* _Reading passage_

------------------------

Humble circumstances usually means poor, or unable to pay bills, or needy. It may also mean those in a low social class, such as servants. It refers to everyday working people.

What reward awaits the person who perseveres under trial?

{1:12} Blessed is the man who perseveres under trial, because when he has stood the test, he will receive the crown of life that God has promised to those who love him.

There is a reward in heaven.

From where does temptation come?

{1:13} When tempted, no one should say, "God is tempting me." For God cannot be tempted by evil, nor does he tempt anyone; {1:14} but each one is tempted when, by his own evil desire, he is dragged away and enticed. {1:15} Then, after desire has conceived, it gives birth to sin; and sin, when it is full-grown, gives birth to death.

Here is the cycle of sin. We are drawn by our own desires. Too often, we glibly say, "The devil made me do it!" Usually it is our own desire which leads us into sin. But the desire itself is not sin, it is sin if we allow the desire to grow and we give in to it. It may be a desire to brag or boast! 'Lust' has a pretty physical or even sexual meaning today, but the term means any strong desire, and it includes the desire to gossip, to dominate others, to eat too much, to be greedy, and others.

"Don't fool yourselves!"
How did James describe God's relationship with the people He created?

{1:16} Don't be deceived, my dear brothers. {1:17} Every good and perfect gift is from above, coming down from the Father of the heavenly lights, who does not change like shifting shadows. {1:18} He chose to give us birth through the word of truth, that we might be a kind of firstfruits of all he created.

God provided for our new birth, salvation, by the sacrifice of Jesus on the cross at calvary. But James and the early Church learned of this through the spoken word, the message of the prophets, Jesus, and the apostles. This 'word' is the Gospel message, which was later written as Scripture in the New Testament. (James may be the first New Testament book to be written.)

"Listen before you speak".
What is the relationship between anger and righteous living?

{1:19} My dear brothers, take note of this: Everyone should be quick to listen, slow to speak and slow to become angry, {1:20} for man's anger does not bring about the righteous life that God desires. {1:21} Therefore, get rid of all moral filth and the evil that is so prevalent and humbly accept the word planted in you, which can save you.

How do we become slow to anger? When you feel angry, try to count to ten before speaking.

In James's day, most Christians could not afford copies of Scripture or letters and could not read the Scripture at home, but only hear it read in a public worship or teaching service.
"Don't just read the Bible, do what it says!"

{1:22} Do not merely listen to the word, and so deceive yourselves. Do what it says. {1:23} Anyone who listens to the word but does not do what it says is like a man who looks at his face in a mirror {1:24} and, after looking at himself, goes away and immediately forgets what he looks like. {1:25} But the man who looks intently into the perfect law that gives freedom, and continues to do this, not forgetting what he has heard, but doing it--he will be blessed in what he does.

In our Bible studies, we must learn to apply the word to our lives, and not just learn Bible facts and stories. We must 'do' and not just hear or read. This may take deliberate thought and work. After reading this chapter we may ask ourselves, "Is there something I should do differently this week?"

What is Pure Religion?

{1:26} If anyone considers himself religious and yet does not keep a tight rein on his tongue, he deceives himself and his religion is worthless. {1:27} Religion that God our Father accepts as pure and faultless is this: to look after orphans and widows in their distress and to keep oneself from being polluted by the world.

If we speak rashly, insult people, or are simply thoughtless in gossip, then we fool ourselves by thinking that we are 'good' or 'godly' people.

What good has ever come out of a difficult situation in your life?

How can being quick to speak and quick to anger get you into trouble?

Whom will you help this week as part of practicing Pure Religion?

------------------------

* _Record extracts_
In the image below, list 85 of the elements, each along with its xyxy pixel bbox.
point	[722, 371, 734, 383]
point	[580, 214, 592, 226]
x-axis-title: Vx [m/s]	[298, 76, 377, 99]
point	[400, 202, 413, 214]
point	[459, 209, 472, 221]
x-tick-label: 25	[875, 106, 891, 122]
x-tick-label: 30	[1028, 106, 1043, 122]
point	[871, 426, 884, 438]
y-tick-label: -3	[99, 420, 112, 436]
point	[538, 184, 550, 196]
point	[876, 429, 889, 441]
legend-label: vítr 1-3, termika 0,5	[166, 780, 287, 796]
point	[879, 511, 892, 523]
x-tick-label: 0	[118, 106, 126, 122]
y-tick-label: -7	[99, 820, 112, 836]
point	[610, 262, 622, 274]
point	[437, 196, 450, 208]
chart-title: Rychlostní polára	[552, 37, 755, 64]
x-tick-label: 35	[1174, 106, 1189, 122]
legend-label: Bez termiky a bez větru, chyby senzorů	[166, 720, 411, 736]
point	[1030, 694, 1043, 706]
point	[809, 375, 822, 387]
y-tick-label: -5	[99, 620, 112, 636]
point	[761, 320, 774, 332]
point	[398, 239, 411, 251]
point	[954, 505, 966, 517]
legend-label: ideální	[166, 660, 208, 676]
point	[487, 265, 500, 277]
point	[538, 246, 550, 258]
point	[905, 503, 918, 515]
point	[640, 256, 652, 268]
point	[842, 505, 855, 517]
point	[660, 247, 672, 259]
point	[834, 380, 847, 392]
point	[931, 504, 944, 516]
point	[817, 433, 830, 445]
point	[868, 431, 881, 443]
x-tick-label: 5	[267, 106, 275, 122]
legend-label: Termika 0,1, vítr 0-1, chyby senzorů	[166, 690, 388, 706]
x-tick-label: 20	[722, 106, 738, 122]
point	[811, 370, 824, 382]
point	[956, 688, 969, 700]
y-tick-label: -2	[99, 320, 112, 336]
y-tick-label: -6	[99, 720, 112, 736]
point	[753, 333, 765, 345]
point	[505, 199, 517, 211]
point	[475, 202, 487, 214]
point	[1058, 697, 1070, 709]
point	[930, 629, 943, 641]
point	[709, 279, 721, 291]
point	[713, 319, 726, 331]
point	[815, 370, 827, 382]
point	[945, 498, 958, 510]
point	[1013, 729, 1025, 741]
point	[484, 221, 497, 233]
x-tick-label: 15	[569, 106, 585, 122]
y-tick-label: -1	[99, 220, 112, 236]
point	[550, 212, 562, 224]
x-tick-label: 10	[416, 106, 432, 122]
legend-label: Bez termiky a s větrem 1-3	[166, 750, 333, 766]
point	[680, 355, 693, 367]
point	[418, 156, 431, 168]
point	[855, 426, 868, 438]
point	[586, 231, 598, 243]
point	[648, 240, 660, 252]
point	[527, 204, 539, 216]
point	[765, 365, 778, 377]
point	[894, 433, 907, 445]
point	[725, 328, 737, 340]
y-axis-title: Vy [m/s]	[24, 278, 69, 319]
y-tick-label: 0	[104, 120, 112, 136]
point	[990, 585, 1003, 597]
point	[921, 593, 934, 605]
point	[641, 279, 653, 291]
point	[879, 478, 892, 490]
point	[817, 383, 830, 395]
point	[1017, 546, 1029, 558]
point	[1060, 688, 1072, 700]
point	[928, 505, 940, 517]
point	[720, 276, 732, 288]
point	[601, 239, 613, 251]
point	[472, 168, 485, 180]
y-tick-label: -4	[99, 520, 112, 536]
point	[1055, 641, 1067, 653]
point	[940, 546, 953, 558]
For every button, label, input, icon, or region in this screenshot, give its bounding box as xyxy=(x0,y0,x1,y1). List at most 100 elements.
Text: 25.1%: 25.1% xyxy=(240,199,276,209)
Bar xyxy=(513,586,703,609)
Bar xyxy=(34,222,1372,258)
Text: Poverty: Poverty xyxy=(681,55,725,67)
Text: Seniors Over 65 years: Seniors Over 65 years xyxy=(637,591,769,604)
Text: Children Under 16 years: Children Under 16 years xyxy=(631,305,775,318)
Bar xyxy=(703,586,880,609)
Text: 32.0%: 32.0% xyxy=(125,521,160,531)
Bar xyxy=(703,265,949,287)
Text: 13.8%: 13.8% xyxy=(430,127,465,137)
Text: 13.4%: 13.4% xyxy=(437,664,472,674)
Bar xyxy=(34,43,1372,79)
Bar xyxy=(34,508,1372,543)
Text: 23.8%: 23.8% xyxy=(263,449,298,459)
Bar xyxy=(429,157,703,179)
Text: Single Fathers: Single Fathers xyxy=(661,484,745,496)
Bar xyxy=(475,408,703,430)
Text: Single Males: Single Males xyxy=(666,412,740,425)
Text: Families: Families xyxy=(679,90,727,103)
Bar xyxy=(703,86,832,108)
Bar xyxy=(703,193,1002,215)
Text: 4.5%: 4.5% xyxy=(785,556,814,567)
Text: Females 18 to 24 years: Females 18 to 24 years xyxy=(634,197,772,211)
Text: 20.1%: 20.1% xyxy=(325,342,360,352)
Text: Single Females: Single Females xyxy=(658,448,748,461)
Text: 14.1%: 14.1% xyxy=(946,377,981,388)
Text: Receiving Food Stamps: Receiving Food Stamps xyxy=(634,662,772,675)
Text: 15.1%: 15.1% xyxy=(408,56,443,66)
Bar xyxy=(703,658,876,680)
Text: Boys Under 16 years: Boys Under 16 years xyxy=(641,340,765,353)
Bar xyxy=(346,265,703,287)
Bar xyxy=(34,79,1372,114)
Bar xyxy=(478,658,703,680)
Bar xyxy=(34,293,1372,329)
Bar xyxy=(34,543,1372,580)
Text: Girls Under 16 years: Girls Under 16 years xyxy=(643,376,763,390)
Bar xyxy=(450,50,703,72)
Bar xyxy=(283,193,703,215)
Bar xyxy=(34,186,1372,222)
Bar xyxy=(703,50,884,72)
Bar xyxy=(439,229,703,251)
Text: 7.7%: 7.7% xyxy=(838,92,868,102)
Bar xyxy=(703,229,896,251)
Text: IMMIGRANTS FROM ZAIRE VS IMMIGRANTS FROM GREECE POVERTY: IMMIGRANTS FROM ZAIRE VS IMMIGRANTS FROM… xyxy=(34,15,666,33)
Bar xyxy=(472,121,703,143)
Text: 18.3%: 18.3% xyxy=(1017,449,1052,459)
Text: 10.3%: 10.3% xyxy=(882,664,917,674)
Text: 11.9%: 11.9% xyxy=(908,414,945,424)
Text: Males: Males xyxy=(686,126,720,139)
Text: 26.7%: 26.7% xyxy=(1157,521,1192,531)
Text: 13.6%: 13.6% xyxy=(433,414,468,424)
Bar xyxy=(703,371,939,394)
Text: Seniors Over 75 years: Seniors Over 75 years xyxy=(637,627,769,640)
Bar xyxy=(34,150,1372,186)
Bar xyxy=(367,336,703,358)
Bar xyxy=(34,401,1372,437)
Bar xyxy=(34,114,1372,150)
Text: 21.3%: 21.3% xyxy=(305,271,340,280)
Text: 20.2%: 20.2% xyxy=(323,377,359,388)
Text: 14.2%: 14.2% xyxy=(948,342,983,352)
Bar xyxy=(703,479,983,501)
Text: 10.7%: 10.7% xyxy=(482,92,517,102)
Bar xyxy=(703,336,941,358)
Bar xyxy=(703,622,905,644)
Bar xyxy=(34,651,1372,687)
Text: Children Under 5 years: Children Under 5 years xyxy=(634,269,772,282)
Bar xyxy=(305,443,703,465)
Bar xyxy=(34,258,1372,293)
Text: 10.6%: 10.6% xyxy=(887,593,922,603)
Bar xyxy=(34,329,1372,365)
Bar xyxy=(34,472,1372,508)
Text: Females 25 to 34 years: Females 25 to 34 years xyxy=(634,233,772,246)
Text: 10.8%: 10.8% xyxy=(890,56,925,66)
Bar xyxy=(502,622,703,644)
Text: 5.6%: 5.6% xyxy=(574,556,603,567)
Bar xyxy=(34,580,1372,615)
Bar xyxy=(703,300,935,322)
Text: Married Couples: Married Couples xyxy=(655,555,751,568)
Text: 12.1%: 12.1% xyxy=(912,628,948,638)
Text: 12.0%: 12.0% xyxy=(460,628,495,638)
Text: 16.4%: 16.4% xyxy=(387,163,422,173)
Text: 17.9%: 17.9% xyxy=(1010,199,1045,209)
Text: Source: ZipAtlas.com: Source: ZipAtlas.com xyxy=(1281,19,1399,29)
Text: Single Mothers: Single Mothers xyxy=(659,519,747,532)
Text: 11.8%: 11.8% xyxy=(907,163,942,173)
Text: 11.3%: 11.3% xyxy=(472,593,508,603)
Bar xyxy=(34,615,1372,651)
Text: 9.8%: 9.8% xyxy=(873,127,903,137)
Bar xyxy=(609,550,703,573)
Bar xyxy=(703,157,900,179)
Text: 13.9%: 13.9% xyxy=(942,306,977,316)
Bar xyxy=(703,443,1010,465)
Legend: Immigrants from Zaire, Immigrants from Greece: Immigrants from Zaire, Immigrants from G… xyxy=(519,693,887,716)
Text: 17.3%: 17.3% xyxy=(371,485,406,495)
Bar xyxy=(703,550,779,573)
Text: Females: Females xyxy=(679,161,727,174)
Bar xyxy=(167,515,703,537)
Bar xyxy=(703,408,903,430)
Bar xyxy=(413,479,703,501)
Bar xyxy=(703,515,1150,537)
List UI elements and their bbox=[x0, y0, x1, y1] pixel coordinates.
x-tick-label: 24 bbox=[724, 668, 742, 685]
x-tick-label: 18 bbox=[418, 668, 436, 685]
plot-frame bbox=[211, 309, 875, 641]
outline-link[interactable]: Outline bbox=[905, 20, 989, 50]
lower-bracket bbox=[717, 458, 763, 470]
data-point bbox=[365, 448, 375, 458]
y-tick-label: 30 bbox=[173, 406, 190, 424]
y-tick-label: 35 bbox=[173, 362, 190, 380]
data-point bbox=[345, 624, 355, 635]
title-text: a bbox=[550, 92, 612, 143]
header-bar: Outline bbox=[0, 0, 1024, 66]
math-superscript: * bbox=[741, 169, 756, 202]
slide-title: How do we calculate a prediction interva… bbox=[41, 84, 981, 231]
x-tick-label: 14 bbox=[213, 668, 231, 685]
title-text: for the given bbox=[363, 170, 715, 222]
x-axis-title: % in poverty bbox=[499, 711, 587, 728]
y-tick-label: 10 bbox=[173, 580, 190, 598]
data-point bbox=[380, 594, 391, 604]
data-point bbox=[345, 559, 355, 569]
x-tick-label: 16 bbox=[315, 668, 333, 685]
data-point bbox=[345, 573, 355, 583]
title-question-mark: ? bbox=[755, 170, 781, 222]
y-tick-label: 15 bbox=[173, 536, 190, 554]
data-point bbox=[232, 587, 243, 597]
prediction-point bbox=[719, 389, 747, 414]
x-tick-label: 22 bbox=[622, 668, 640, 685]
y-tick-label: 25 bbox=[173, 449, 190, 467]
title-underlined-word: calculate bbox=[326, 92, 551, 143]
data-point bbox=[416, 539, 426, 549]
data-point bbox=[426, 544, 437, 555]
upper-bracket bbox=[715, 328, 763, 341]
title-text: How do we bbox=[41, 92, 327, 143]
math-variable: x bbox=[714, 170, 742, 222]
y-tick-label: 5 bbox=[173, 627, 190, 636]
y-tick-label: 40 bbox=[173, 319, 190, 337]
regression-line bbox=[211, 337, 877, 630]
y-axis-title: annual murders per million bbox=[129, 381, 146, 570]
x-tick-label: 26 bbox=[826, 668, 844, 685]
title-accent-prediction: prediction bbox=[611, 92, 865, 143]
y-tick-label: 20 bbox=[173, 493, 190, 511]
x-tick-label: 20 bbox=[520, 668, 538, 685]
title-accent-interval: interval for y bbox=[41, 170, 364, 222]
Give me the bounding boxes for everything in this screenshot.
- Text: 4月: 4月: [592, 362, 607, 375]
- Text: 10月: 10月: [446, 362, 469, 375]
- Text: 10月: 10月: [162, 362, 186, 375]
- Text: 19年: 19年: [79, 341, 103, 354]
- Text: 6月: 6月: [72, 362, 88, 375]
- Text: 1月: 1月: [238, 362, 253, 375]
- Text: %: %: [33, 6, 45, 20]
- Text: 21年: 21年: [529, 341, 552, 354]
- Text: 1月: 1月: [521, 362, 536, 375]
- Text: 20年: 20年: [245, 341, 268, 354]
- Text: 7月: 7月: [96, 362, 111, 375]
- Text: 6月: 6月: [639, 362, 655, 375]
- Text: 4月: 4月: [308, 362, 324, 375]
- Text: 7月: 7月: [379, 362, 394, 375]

------------------------

* _About this task_
According to the commentary on James, what could most Christians in James's day not afford? The listing has no connection to the commentary on James.

* _Your solution_
Copies of Scripture or letters.